* _INSTRUCTIONS TO FOLLOW_:
Please restate each entry word for word and leave the pictures out.
[THE DATA]
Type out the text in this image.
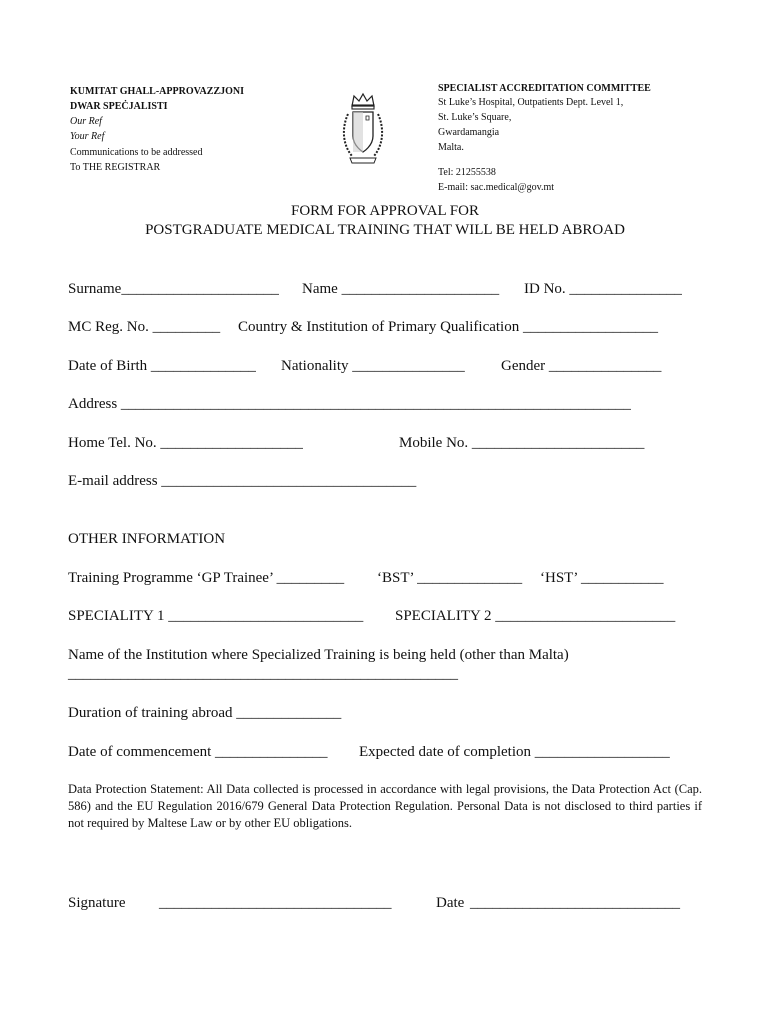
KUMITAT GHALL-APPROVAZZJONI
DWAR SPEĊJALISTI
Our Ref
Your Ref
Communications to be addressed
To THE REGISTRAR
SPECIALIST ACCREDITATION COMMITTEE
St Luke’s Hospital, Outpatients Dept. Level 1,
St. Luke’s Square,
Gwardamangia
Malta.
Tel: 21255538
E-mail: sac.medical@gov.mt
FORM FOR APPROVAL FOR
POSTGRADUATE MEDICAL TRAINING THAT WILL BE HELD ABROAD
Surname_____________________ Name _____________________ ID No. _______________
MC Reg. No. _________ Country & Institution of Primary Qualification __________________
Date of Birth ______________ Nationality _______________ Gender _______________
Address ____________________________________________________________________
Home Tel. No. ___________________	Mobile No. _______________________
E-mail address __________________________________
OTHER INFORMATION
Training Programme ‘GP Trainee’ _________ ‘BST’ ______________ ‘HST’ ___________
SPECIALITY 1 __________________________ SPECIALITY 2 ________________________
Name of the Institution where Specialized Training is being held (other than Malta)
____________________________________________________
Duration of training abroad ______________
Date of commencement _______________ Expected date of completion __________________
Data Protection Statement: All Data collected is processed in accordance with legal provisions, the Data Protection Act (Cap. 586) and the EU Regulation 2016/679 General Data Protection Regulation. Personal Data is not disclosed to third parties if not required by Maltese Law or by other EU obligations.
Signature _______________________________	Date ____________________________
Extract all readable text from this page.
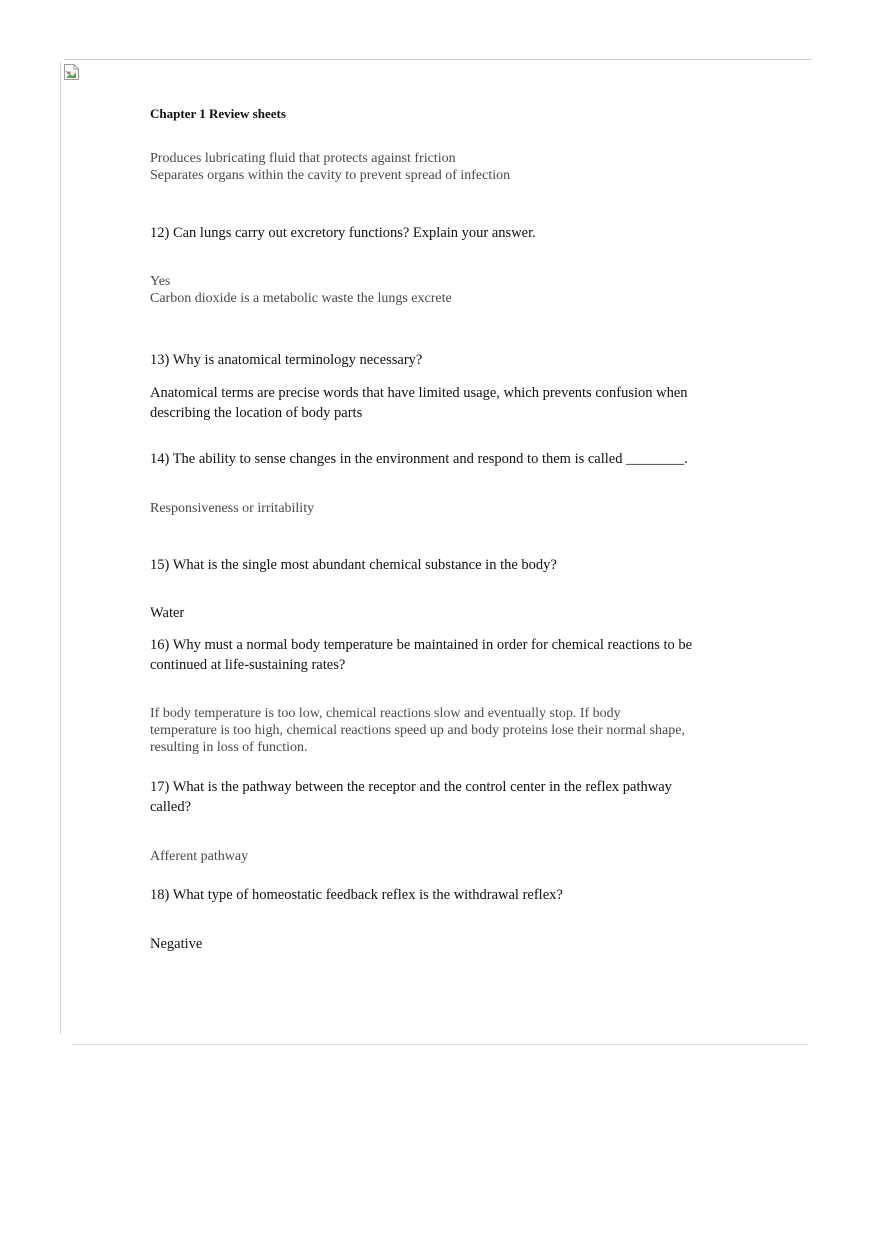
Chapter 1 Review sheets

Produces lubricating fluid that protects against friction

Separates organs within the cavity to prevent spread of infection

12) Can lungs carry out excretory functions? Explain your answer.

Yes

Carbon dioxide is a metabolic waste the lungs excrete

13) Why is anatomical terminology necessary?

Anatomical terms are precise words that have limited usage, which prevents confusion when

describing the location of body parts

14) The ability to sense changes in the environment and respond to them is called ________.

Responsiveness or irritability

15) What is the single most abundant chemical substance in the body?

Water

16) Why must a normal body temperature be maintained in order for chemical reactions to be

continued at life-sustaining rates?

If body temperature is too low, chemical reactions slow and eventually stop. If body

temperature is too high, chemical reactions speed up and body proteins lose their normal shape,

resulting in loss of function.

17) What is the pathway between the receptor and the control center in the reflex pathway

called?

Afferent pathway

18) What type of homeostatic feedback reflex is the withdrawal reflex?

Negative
[/THE DATA]
* _RESPONSE TO THIS EXERCISE_:
Type out the text in this image.
KUMITAT GHALL-APPROVAZZJONI
DWAR SPEĊJALISTI
Our Ref
Your Ref
Communications to be addressed
To THE REGISTRAR
SPECIALIST ACCREDITATION COMMITTEE
St Luke’s Hospital, Outpatients Dept. Level 1,
St. Luke’s Square,
Gwardamangia
Malta.
Tel: 21255538
E-mail: sac.medical@gov.mt
FORM FOR APPROVAL FOR
POSTGRADUATE MEDICAL TRAINING THAT WILL BE HELD ABROAD
Surname_____________________ Name _____________________ ID No. _______________
MC Reg. No. _________ Country & Institution of Primary Qualification __________________
Date of Birth ______________ Nationality _______________ Gender _______________
Address ____________________________________________________________________
Home Tel. No. ___________________	Mobile No. _______________________
E-mail address __________________________________
OTHER INFORMATION
Training Programme ‘GP Trainee’ _________ ‘BST’ ______________ ‘HST’ ___________
SPECIALITY 1 __________________________ SPECIALITY 2 ________________________
Name of the Institution where Specialized Training is being held (other than Malta)
____________________________________________________
Duration of training abroad ______________
Date of commencement _______________ Expected date of completion __________________
Data Protection Statement: All Data collected is processed in accordance with legal provisions, the Data Protection Act (Cap. 586) and the EU Regulation 2016/679 General Data Protection Regulation. Personal Data is not disclosed to third parties if not required by Maltese Law or by other EU obligations.
Signature _______________________________	Date ____________________________
Extract all readable text from this page.
Chapter 1 Review sheets

Produces lubricating fluid that protects against friction

Separates organs within the cavity to prevent spread of infection

12) Can lungs carry out excretory functions? Explain your answer.

Yes

Carbon dioxide is a metabolic waste the lungs excrete

13) Why is anatomical terminology necessary?

Anatomical terms are precise words that have limited usage, which prevents confusion when

describing the location of body parts

14) The ability to sense changes in the environment and respond to them is called ________.

Responsiveness or irritability

15) What is the single most abundant chemical substance in the body?

Water

16) Why must a normal body temperature be maintained in order for chemical reactions to be

continued at life-sustaining rates?

If body temperature is too low, chemical reactions slow and eventually stop. If body

temperature is too high, chemical reactions speed up and body proteins lose their normal shape,

resulting in loss of function.

17) What is the pathway between the receptor and the control center in the reflex pathway

called?

Afferent pathway

18) What type of homeostatic feedback reflex is the withdrawal reflex?

Negative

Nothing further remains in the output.